*** Exercise inputs

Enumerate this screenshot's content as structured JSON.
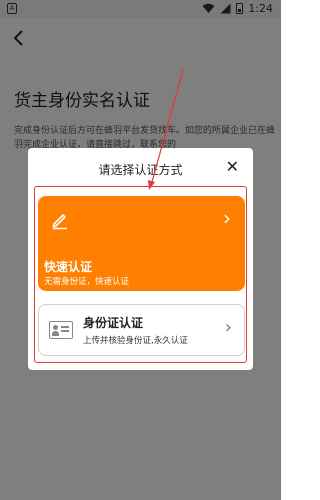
{
  "status_bar": {
    "time": "1:24",
    "left_icon": "A",
    "icons": [
      "wifi-icon",
      "signal-icon",
      "battery-icon"
    ]
  },
  "nav": {
    "back_icon": "‹"
  },
  "page": {
    "title": "货主身份实名认证",
    "description": "完成身份认证后方可在蜂羽平台发货找车。如您的所属企业已在蜂羽完成企业认证，请直接跳过，联系您的"
  },
  "dialog": {
    "title": "请选择认证方式",
    "close_icon": "✕",
    "options": {
      "fast": {
        "title": "快速认证",
        "subtitle": "无需身份证，快速认证",
        "arrow": "›",
        "color": "#ff8000"
      },
      "id_card": {
        "title": "身份证认证",
        "subtitle": "上传并核验身份证,永久认证",
        "arrow": "›"
      }
    }
  },
  "colors": {
    "accent": "#ff8000",
    "highlight": "#e53935"
  }
}
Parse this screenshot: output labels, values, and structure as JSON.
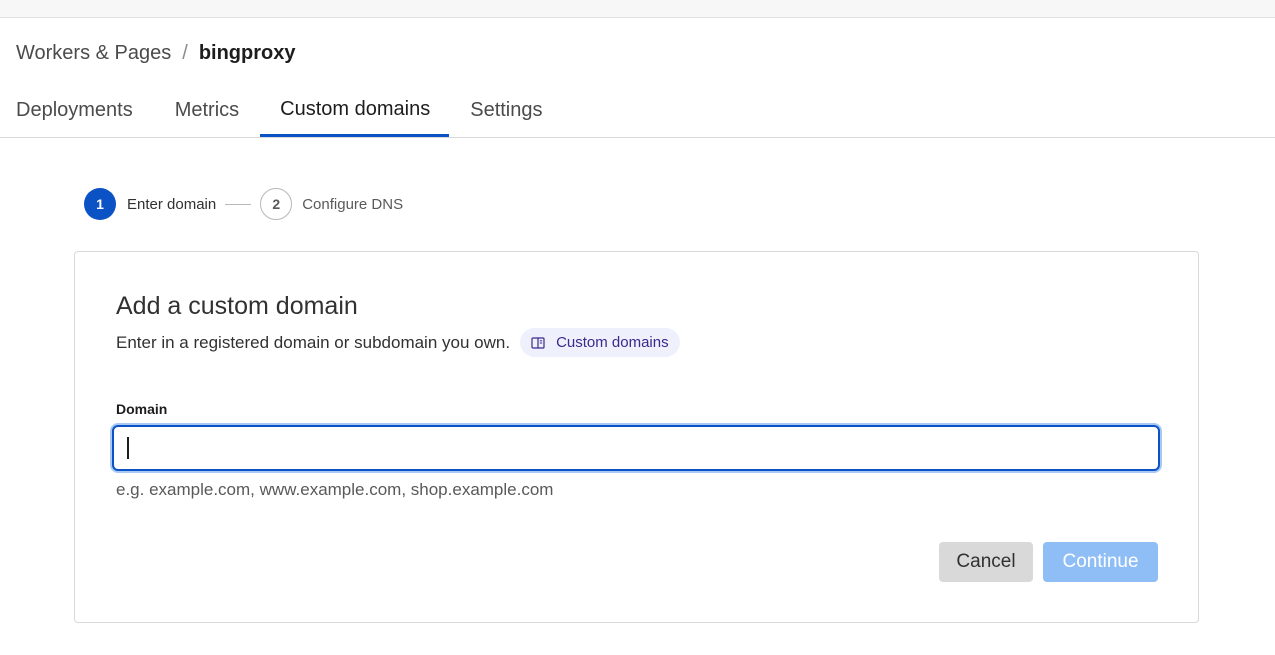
{
  "breadcrumb": {
    "parent": "Workers & Pages",
    "separator": "/",
    "current": "bingproxy"
  },
  "tabs": [
    {
      "label": "Deployments",
      "active": false
    },
    {
      "label": "Metrics",
      "active": false
    },
    {
      "label": "Custom domains",
      "active": true
    },
    {
      "label": "Settings",
      "active": false
    }
  ],
  "stepper": {
    "steps": [
      {
        "number": "1",
        "label": "Enter domain",
        "active": true
      },
      {
        "number": "2",
        "label": "Configure DNS",
        "active": false
      }
    ]
  },
  "card": {
    "title": "Add a custom domain",
    "description": "Enter in a registered domain or subdomain you own.",
    "doc_chip": {
      "icon": "book-icon",
      "label": "Custom domains"
    },
    "field_label": "Domain",
    "input_value": "",
    "helper_text": "e.g. example.com, www.example.com, shop.example.com",
    "cancel_label": "Cancel",
    "continue_label": "Continue"
  },
  "colors": {
    "accent": "#0b52c4",
    "continue_disabled": "#8fbef7",
    "chip_background": "#eef0fb",
    "chip_text": "#3a2a8c"
  }
}
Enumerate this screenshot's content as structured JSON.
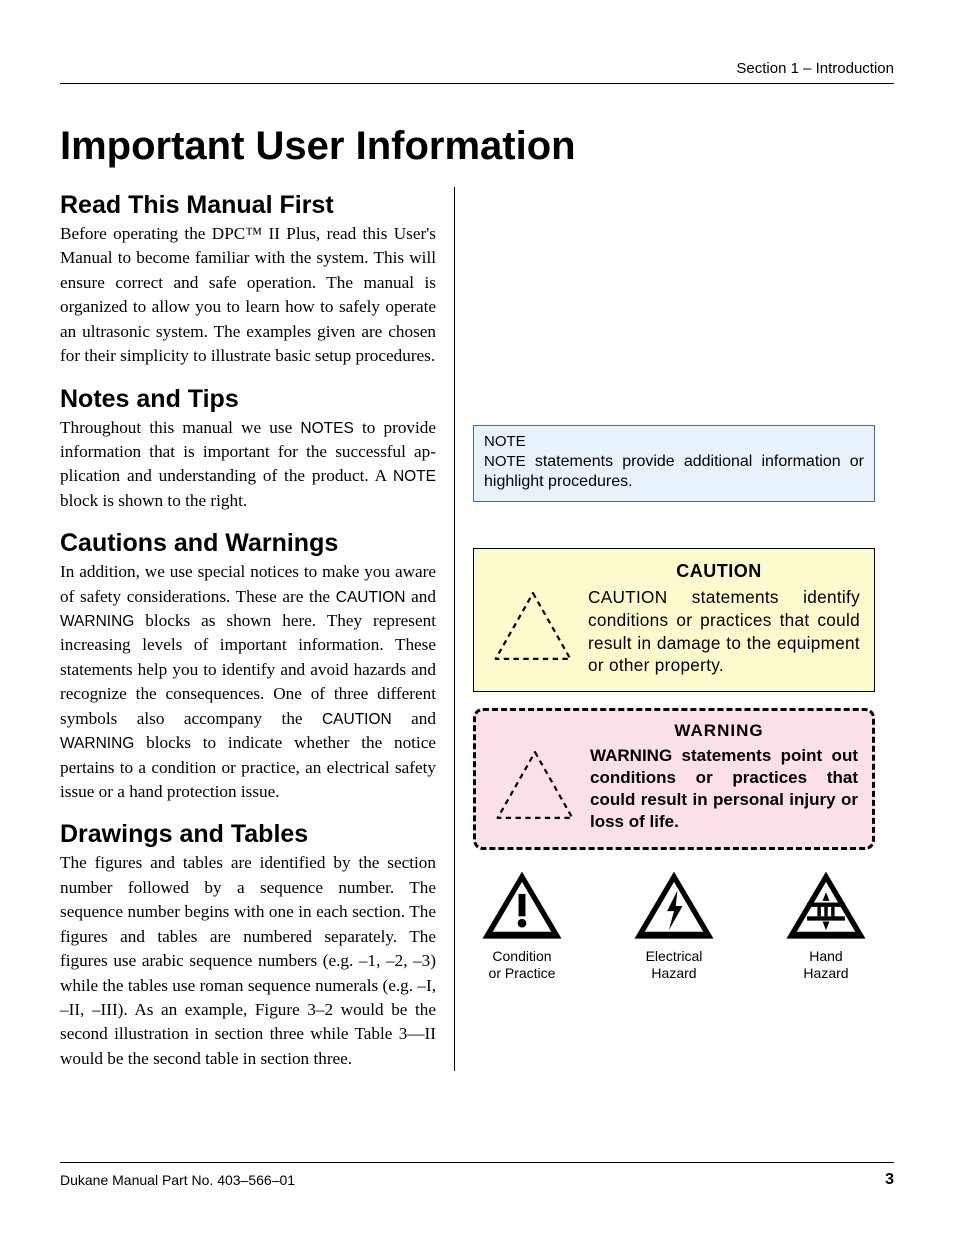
{
  "header": {
    "section_label": "Section 1 – Introduction"
  },
  "title": "Important User Information",
  "sections": {
    "read_first": {
      "heading": "Read This Manual First",
      "body": "Before operating the DPC™ II Plus, read this User's Manual to become familiar with the sys­tem. This will ensure correct and safe operation. The manual is organized to allow you to learn how to safely operate an ultrasonic system. The ex­amples given are chosen for their simplicity to il­lustrate basic setup procedures."
    },
    "notes_tips": {
      "heading": "Notes and Tips",
      "body_pre": "Throughout this manual we use ",
      "body_sc1": "NOTES",
      "body_mid": " to provide information that is important for the successful ap­plication and understanding of the product.  A ",
      "body_sc2": "NOTE",
      "body_post": " block is shown to the right."
    },
    "cautions_warnings": {
      "heading": "Cautions and Warnings",
      "body_pre": "In addition, we use special notices to make you aware of safety considerations. These are the ",
      "body_sc1": "CAU­TION",
      "body_mid1": " and ",
      "body_sc2": "WARNING",
      "body_mid2": " blocks as shown here. They represent increasing levels of important informa­tion. These statements help you to identify and avoid hazards and recognize the consequences. One of three different symbols also accompany the ",
      "body_sc3": "CAUTION",
      "body_mid3": " and ",
      "body_sc4": "WARNING",
      "body_post": " blocks to indicate whether the notice pertains to a condition or practice, an electrical safety issue or a hand protection issue."
    },
    "drawings_tables": {
      "heading": "Drawings and Tables",
      "body": "The figures and tables are identified by the sec­tion number followed by a sequence number. The sequence number begins with one in each sec­tion. The figures and tables are numbered sepa­rately. The figures use arabic sequence numbers (e.g. –1, –2, –3) while the tables use roman se­quence numerals (e.g. –I, –II, –III). As an ex­ample, Figure 3–2 would be the second illustra­tion in section three while  Table 3—II would be the second table in section three."
    }
  },
  "note_box": {
    "title": "NOTE",
    "body_sc": "NOTE",
    "body_rest": " statements provide additional informa­tion or highlight procedures."
  },
  "caution_box": {
    "title": "CAUTION",
    "body_sc": "CAUTION",
    "body_rest": " statements identify conditions or practices that could result in damage to the equip­ment or other property."
  },
  "warning_box": {
    "title": "WARNING",
    "body": "WARNING statements point out conditions or practices that could re­sult in personal injury or loss of life."
  },
  "symbols": {
    "condition": {
      "line1": "Condition",
      "line2": "or Practice"
    },
    "electrical": {
      "line1": "Electrical",
      "line2": "Hazard"
    },
    "hand": {
      "line1": "Hand",
      "line2": "Hazard"
    }
  },
  "footer": {
    "left": "Dukane Manual Part No. 403–566–01",
    "page": "3"
  }
}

******

#### Aim of the exercise:
Skip the pictures, then retype every line above exactly.

#### Answer to this task:
Enumerate this screenshot's content as structured JSON.
{
  "status_bar": {
    "time": "1:24",
    "left_icon": "A",
    "icons": [
      "wifi-icon",
      "signal-icon",
      "battery-icon"
    ]
  },
  "nav": {
    "back_icon": "‹"
  },
  "page": {
    "title": "货主身份实名认证",
    "description": "完成身份认证后方可在蜂羽平台发货找车。如您的所属企业已在蜂羽完成企业认证，请直接跳过，联系您的"
  },
  "dialog": {
    "title": "请选择认证方式",
    "close_icon": "✕",
    "options": {
      "fast": {
        "title": "快速认证",
        "subtitle": "无需身份证，快速认证",
        "arrow": "›",
        "color": "#ff8000"
      },
      "id_card": {
        "title": "身份证认证",
        "subtitle": "上传并核验身份证,永久认证",
        "arrow": "›"
      }
    }
  },
  "colors": {
    "accent": "#ff8000",
    "highlight": "#e53935"
  }
}
Parse this screenshot: output labels, values, and structure as JSON.
{
  "breadcrumb": {
    "parent": "Workers & Pages",
    "separator": "/",
    "current": "bingproxy"
  },
  "tabs": [
    {
      "label": "Deployments",
      "active": false
    },
    {
      "label": "Metrics",
      "active": false
    },
    {
      "label": "Custom domains",
      "active": true
    },
    {
      "label": "Settings",
      "active": false
    }
  ],
  "stepper": {
    "steps": [
      {
        "number": "1",
        "label": "Enter domain",
        "active": true
      },
      {
        "number": "2",
        "label": "Configure DNS",
        "active": false
      }
    ]
  },
  "card": {
    "title": "Add a custom domain",
    "description": "Enter in a registered domain or subdomain you own.",
    "doc_chip": {
      "icon": "book-icon",
      "label": "Custom domains"
    },
    "field_label": "Domain",
    "input_value": "",
    "helper_text": "e.g. example.com, www.example.com, shop.example.com",
    "cancel_label": "Cancel",
    "continue_label": "Continue"
  },
  "colors": {
    "accent": "#0b52c4",
    "continue_disabled": "#8fbef7",
    "chip_background": "#eef0fb",
    "chip_text": "#3a2a8c"
  }
}
Enumerate this screenshot's content as structured JSON.
{
  "header": {
    "section_label": "Section 1 – Introduction"
  },
  "title": "Important User Information",
  "sections": {
    "read_first": {
      "heading": "Read This Manual First",
      "body": "Before operating the DPC™ II Plus, read this User's Manual to become familiar with the sys­tem. This will ensure correct and safe operation. The manual is organized to allow you to learn how to safely operate an ultrasonic system. The ex­amples given are chosen for their simplicity to il­lustrate basic setup procedures."
    },
    "notes_tips": {
      "heading": "Notes and Tips",
      "body_pre": "Throughout this manual we use ",
      "body_sc1": "NOTES",
      "body_mid": " to provide information that is important for the successful ap­plication and understanding of the product.  A ",
      "body_sc2": "NOTE",
      "body_post": " block is shown to the right."
    },
    "cautions_warnings": {
      "heading": "Cautions and Warnings",
      "body_pre": "In addition, we use special notices to make you aware of safety considerations. These are the ",
      "body_sc1": "CAU­TION",
      "body_mid1": " and ",
      "body_sc2": "WARNING",
      "body_mid2": " blocks as shown here. They represent increasing levels of important informa­tion. These statements help you to identify and avoid hazards and recognize the consequences. One of three different symbols also accompany the ",
      "body_sc3": "CAUTION",
      "body_mid3": " and ",
      "body_sc4": "WARNING",
      "body_post": " blocks to indicate whether the notice pertains to a condition or practice, an electrical safety issue or a hand protection issue."
    },
    "drawings_tables": {
      "heading": "Drawings and Tables",
      "body": "The figures and tables are identified by the sec­tion number followed by a sequence number. The sequence number begins with one in each sec­tion. The figures and tables are numbered sepa­rately. The figures use arabic sequence numbers (e.g. –1, –2, –3) while the tables use roman se­quence numerals (e.g. –I, –II, –III). As an ex­ample, Figure 3–2 would be the second illustra­tion in section three while  Table 3—II would be the second table in section three."
    }
  },
  "note_box": {
    "title": "NOTE",
    "body_sc": "NOTE",
    "body_rest": " statements provide additional informa­tion or highlight procedures."
  },
  "caution_box": {
    "title": "CAUTION",
    "body_sc": "CAUTION",
    "body_rest": " statements identify conditions or practices that could result in damage to the equip­ment or other property."
  },
  "warning_box": {
    "title": "WARNING",
    "body": "WARNING statements point out conditions or practices that could re­sult in personal injury or loss of life."
  },
  "symbols": {
    "condition": {
      "line1": "Condition",
      "line2": "or Practice"
    },
    "electrical": {
      "line1": "Electrical",
      "line2": "Hazard"
    },
    "hand": {
      "line1": "Hand",
      "line2": "Hazard"
    }
  },
  "footer": {
    "left": "Dukane Manual Part No. 403–566–01",
    "page": "3"
  }
}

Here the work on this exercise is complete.